DATA LINES
◆ ◆ ◆ ◆ ◆ ◆ ◆

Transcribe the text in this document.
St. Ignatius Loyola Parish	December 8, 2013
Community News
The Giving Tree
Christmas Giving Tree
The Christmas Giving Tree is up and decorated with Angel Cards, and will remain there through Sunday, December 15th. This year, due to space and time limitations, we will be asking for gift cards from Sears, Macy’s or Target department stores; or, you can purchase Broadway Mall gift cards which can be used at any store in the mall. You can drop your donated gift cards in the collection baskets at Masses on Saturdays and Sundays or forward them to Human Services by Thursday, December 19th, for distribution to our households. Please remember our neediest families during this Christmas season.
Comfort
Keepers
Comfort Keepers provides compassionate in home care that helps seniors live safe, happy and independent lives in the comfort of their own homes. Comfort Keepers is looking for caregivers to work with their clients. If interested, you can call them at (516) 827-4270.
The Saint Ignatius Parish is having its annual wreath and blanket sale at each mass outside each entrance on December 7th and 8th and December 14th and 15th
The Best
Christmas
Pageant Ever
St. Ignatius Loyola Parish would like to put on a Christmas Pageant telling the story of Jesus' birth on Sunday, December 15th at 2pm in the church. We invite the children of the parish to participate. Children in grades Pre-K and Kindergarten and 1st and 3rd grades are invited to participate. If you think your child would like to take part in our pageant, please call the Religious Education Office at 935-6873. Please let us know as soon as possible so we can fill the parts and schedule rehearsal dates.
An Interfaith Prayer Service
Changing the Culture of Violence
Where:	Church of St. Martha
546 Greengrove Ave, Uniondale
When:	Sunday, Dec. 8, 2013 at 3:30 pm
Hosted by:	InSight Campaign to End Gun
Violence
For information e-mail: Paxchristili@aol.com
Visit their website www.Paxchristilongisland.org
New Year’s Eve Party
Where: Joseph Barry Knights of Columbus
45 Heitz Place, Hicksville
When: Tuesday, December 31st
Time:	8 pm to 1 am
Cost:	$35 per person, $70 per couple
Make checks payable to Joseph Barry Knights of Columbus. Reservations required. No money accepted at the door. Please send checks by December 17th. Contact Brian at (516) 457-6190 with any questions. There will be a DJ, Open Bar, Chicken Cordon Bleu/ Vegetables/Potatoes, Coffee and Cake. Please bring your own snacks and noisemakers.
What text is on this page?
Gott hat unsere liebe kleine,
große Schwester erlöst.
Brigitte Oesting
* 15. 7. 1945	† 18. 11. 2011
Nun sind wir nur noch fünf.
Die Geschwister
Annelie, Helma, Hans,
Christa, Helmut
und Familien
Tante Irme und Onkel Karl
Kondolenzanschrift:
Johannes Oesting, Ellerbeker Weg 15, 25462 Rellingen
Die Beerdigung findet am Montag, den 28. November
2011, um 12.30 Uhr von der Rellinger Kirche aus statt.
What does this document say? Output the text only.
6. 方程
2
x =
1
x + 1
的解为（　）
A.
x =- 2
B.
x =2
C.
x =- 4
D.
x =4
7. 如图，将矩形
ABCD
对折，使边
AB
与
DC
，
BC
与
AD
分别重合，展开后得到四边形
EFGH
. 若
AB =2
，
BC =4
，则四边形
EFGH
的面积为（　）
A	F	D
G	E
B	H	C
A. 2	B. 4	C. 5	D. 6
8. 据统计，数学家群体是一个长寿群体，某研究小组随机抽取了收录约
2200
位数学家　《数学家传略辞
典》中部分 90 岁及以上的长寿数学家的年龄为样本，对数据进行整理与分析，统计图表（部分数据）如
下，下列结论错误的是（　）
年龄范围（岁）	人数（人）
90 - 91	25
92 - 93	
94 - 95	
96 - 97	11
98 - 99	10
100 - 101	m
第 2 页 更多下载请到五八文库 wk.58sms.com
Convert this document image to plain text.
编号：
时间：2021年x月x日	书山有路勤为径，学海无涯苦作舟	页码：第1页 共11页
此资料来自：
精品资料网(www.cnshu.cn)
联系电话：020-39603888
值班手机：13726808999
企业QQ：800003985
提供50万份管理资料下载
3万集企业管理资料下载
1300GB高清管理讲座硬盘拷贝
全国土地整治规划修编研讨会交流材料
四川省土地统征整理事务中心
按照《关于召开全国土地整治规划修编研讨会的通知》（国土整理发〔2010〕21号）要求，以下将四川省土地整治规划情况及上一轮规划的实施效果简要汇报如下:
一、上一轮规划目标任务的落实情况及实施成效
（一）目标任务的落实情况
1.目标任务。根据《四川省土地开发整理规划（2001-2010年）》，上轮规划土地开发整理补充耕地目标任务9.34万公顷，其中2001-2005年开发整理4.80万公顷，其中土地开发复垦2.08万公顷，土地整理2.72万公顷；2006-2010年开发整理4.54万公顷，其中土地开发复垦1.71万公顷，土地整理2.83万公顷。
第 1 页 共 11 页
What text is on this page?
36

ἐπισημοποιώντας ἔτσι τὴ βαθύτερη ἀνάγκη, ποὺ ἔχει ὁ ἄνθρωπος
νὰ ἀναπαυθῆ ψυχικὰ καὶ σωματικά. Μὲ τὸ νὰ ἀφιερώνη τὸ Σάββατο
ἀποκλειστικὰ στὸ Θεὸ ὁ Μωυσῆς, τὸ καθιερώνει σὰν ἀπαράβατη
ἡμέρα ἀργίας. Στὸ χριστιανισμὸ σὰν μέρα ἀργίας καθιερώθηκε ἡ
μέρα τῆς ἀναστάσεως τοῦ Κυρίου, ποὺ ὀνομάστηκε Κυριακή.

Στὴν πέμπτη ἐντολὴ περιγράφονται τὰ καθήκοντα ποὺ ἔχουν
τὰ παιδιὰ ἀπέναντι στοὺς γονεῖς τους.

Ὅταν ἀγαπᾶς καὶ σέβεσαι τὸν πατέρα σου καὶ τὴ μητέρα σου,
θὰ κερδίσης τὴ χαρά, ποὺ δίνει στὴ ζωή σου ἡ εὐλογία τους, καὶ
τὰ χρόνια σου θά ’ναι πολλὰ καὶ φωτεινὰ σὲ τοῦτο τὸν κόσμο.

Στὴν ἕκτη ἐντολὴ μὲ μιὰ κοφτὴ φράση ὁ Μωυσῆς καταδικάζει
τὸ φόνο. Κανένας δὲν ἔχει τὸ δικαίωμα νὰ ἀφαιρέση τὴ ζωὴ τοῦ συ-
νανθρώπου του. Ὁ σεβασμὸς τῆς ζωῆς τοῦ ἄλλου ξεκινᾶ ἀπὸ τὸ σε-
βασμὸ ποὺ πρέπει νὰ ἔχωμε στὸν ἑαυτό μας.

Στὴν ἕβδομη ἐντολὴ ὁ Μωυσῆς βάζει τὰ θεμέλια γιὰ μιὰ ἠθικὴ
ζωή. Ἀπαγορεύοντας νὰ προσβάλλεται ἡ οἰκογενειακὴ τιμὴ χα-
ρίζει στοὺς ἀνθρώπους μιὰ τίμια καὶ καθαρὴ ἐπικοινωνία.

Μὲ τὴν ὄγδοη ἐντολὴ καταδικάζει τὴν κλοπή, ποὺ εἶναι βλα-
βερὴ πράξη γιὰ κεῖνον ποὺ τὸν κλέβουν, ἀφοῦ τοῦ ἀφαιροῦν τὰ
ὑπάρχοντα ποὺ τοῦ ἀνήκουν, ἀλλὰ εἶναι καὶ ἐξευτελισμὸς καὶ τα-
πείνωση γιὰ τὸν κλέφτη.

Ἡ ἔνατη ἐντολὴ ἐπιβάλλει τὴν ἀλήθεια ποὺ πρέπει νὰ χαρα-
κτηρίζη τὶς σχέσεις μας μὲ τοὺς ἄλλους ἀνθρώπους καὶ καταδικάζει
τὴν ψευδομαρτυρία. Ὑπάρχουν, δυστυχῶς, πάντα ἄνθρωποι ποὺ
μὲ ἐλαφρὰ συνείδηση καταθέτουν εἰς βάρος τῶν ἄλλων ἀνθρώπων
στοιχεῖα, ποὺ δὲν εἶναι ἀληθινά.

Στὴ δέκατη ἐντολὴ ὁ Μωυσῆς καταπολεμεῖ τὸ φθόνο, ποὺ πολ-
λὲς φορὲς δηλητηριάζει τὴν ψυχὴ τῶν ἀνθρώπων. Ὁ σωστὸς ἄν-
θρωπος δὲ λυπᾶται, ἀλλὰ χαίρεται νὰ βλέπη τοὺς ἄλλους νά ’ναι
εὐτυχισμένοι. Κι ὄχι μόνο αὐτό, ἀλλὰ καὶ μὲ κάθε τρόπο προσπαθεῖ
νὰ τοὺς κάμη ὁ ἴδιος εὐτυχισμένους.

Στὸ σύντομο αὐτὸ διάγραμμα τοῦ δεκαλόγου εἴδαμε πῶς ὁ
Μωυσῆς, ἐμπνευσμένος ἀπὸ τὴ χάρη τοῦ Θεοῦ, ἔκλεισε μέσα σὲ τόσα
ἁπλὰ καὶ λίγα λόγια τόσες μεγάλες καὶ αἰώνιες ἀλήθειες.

◆ ◆ ◆ ◆ ◆ ◆ ◆

WRITTEN REQUEST
Say how many lines in the records hold "document", with the number as the whole reply.

SOLUTION
3